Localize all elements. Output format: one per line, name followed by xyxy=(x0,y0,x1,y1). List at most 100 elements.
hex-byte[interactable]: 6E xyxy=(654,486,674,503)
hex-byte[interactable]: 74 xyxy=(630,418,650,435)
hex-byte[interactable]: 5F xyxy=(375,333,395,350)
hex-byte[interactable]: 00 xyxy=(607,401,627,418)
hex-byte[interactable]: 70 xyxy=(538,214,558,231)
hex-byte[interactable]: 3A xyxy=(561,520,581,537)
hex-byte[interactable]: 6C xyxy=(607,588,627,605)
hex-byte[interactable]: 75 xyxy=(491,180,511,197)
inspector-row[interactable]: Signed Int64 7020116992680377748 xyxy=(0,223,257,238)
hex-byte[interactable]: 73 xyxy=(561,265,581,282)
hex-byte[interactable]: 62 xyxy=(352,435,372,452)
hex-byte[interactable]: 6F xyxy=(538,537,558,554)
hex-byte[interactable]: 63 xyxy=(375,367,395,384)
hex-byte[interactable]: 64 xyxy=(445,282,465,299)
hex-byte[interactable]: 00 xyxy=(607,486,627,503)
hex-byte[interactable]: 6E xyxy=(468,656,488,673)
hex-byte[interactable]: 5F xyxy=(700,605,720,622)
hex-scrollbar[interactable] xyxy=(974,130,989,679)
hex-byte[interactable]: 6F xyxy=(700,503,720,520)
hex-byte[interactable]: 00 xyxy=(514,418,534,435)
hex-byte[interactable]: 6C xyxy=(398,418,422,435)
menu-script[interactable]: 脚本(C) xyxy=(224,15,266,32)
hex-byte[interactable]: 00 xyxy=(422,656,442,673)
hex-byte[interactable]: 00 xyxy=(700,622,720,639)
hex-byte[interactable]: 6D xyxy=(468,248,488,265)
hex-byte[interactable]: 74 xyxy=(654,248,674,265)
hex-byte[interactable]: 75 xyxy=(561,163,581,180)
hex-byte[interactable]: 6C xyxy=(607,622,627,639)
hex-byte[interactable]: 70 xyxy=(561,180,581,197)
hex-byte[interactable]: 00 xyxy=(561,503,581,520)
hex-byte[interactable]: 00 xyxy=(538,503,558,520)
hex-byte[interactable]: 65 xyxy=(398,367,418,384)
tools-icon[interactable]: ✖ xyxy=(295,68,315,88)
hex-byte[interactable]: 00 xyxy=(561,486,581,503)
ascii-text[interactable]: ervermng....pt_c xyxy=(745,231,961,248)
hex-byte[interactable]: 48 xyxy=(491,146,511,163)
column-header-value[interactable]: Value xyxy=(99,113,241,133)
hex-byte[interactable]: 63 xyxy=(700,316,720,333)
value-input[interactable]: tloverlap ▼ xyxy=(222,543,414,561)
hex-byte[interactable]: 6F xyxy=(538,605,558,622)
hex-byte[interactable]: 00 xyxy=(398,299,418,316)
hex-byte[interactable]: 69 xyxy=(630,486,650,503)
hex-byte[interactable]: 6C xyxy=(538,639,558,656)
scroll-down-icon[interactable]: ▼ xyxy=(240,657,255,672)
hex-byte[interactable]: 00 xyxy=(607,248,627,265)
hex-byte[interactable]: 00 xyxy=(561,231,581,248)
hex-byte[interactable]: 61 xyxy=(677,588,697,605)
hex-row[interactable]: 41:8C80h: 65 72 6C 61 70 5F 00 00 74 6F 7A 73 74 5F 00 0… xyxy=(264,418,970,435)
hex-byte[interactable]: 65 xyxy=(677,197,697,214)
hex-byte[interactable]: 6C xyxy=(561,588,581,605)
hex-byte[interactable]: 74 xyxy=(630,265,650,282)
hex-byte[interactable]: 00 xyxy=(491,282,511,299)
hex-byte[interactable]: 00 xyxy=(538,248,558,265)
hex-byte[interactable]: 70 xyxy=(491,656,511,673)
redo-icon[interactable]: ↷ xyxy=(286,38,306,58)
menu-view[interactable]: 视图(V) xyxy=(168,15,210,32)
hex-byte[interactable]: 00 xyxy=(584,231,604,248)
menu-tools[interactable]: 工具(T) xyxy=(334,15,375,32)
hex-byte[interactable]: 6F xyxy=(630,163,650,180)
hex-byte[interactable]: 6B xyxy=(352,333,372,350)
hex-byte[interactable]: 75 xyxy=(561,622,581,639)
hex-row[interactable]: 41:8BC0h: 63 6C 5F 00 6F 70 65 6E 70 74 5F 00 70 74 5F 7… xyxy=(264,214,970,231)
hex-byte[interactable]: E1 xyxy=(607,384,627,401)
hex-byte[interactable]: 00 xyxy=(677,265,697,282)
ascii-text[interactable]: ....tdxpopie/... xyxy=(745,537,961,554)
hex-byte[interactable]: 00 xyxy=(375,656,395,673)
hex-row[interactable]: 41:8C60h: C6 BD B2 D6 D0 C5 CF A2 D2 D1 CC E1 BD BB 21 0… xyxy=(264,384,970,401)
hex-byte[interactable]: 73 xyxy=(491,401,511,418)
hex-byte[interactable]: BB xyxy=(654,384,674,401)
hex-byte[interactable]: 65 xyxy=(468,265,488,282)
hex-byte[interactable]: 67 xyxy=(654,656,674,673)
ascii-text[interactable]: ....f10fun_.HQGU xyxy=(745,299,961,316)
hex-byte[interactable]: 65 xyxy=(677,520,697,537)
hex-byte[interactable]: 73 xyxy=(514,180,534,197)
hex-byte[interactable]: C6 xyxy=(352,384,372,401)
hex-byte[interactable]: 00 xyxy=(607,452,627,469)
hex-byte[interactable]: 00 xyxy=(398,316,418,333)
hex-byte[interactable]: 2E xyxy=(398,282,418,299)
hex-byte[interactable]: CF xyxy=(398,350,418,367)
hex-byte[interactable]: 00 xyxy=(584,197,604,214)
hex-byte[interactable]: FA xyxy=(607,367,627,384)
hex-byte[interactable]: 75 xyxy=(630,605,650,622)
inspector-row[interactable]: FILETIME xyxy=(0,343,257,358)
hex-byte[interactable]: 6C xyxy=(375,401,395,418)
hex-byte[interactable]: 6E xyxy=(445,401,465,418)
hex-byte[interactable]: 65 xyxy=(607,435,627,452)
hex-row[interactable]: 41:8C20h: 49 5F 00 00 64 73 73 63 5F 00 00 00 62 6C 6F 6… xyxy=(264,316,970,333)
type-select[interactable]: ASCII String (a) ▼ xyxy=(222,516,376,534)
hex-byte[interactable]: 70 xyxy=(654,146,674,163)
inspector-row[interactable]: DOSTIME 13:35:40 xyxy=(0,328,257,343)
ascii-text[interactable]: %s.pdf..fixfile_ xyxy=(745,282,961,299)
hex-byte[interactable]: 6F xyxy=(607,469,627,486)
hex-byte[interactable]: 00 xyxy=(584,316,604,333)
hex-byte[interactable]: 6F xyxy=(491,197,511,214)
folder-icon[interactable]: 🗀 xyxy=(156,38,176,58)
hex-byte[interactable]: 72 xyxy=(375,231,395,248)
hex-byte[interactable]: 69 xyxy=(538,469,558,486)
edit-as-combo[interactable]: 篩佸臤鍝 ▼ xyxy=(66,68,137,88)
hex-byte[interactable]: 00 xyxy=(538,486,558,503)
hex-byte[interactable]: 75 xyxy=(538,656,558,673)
- - - -
• [Stated exercise]:
Please reproduce the rows above word for word, beginning with the very first row and stopping after the row that contains "hex-byte[interactable]: 00 xyxy=(700,622,720,639)", including that row.

• [Solution below]:
Localize all elements. Output format: one per line, name followed by xyxy=(x0,y0,x1,y1). List at most 100 elements.
hex-byte[interactable]: 6E xyxy=(654,486,674,503)
hex-byte[interactable]: 74 xyxy=(630,418,650,435)
hex-byte[interactable]: 5F xyxy=(375,333,395,350)
hex-byte[interactable]: 00 xyxy=(607,401,627,418)
hex-byte[interactable]: 70 xyxy=(538,214,558,231)
hex-byte[interactable]: 3A xyxy=(561,520,581,537)
hex-byte[interactable]: 6C xyxy=(607,588,627,605)
hex-byte[interactable]: 75 xyxy=(491,180,511,197)
inspector-row[interactable]: Signed Int64 7020116992680377748 xyxy=(0,223,257,238)
hex-byte[interactable]: 73 xyxy=(561,265,581,282)
hex-byte[interactable]: 62 xyxy=(352,435,372,452)
hex-byte[interactable]: 6F xyxy=(538,537,558,554)
hex-byte[interactable]: 63 xyxy=(375,367,395,384)
hex-byte[interactable]: 64 xyxy=(445,282,465,299)
hex-byte[interactable]: 00 xyxy=(607,486,627,503)
hex-byte[interactable]: 6E xyxy=(468,656,488,673)
hex-byte[interactable]: 5F xyxy=(700,605,720,622)
hex-scrollbar[interactable] xyxy=(974,130,989,679)
hex-byte[interactable]: 6F xyxy=(700,503,720,520)
hex-byte[interactable]: 00 xyxy=(514,418,534,435)
hex-byte[interactable]: 6C xyxy=(398,418,422,435)
menu-script[interactable]: 脚本(C) xyxy=(224,15,266,32)
hex-byte[interactable]: 00 xyxy=(422,656,442,673)
hex-byte[interactable]: 00 xyxy=(700,622,720,639)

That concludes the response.